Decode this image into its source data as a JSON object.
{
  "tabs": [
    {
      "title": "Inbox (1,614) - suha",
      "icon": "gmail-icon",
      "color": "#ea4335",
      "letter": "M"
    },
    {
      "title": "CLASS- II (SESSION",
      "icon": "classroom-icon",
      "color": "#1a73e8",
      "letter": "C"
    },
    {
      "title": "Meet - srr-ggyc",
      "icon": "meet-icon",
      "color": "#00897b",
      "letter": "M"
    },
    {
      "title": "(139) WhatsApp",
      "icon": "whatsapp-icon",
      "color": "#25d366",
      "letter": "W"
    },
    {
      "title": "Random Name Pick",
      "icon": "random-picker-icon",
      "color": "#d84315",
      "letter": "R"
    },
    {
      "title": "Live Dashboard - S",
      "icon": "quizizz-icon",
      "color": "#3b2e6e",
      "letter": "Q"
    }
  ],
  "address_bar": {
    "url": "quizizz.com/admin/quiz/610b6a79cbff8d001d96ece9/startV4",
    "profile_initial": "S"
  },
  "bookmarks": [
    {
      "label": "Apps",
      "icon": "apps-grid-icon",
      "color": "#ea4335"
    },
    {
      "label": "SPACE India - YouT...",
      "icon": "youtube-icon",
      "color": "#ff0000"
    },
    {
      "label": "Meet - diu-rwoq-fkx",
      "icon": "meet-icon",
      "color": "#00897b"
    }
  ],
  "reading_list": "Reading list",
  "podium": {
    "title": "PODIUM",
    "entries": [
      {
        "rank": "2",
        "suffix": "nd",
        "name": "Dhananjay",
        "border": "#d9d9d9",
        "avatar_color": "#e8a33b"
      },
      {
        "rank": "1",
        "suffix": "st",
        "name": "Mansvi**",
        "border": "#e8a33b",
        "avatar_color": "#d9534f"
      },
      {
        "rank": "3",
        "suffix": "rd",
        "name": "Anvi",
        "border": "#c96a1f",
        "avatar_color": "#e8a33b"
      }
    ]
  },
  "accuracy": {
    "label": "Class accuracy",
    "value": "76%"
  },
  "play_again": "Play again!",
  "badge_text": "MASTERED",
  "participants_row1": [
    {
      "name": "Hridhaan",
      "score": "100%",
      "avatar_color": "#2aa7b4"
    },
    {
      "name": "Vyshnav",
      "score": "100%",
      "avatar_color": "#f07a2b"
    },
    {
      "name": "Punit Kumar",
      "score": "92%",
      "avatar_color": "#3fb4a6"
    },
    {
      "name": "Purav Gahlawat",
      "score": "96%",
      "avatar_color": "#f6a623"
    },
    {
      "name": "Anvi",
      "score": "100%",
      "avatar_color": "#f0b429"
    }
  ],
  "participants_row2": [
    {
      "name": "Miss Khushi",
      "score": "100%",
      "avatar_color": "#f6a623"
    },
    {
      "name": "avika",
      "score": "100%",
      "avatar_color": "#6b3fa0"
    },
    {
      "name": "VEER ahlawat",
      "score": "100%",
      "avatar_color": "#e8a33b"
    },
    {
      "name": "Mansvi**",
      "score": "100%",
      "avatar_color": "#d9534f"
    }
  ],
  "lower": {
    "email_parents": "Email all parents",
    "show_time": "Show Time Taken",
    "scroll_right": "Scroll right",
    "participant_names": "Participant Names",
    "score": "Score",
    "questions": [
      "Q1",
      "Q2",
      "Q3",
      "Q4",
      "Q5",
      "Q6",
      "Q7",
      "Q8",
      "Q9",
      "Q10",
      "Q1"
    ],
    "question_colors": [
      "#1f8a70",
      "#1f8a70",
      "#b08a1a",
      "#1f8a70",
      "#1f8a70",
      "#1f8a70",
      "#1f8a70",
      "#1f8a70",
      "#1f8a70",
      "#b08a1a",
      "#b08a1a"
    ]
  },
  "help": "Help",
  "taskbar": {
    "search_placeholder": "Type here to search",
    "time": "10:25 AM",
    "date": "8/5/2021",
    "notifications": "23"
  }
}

• Task instructions: Pull out the lines above in which the word "icon" appears.

• Reply:
      "icon": "gmail-icon",
      "icon": "classroom-icon",
      "icon": "meet-icon",
      "icon": "whatsapp-icon",
      "icon": "random-picker-icon",
      "icon": "quizizz-icon",
      "icon": "apps-grid-icon",
      "icon": "youtube-icon",
      "icon": "meet-icon",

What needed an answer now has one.